Only the number is wanted: how many lines hold the word "color"?
━━━ The input
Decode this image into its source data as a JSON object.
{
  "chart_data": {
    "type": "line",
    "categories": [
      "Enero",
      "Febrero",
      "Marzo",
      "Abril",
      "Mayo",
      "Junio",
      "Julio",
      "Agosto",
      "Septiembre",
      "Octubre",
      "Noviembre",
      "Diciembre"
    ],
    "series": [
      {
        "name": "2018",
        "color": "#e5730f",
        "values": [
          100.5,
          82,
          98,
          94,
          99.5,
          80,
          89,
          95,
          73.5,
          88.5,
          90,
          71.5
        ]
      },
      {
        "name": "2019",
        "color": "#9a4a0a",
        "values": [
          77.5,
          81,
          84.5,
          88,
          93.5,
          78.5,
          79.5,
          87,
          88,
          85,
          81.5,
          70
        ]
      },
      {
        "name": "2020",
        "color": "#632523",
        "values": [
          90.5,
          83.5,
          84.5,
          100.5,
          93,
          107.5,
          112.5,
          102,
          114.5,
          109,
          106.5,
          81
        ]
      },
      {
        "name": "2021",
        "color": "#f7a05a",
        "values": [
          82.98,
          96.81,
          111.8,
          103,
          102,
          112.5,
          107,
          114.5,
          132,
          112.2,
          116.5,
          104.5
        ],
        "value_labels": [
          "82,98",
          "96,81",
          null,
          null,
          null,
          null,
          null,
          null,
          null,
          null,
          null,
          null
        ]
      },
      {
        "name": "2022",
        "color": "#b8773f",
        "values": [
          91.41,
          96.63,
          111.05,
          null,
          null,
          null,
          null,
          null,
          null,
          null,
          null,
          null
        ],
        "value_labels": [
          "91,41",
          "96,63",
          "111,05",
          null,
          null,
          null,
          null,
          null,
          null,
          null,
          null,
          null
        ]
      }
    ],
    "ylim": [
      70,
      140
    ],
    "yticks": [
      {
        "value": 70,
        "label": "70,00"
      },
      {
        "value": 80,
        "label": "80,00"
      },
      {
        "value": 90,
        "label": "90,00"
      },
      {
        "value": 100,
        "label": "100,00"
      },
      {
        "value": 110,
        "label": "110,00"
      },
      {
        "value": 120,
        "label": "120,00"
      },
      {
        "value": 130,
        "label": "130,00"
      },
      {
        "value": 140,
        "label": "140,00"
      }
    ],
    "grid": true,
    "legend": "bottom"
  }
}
━━━━━━
# Task output
5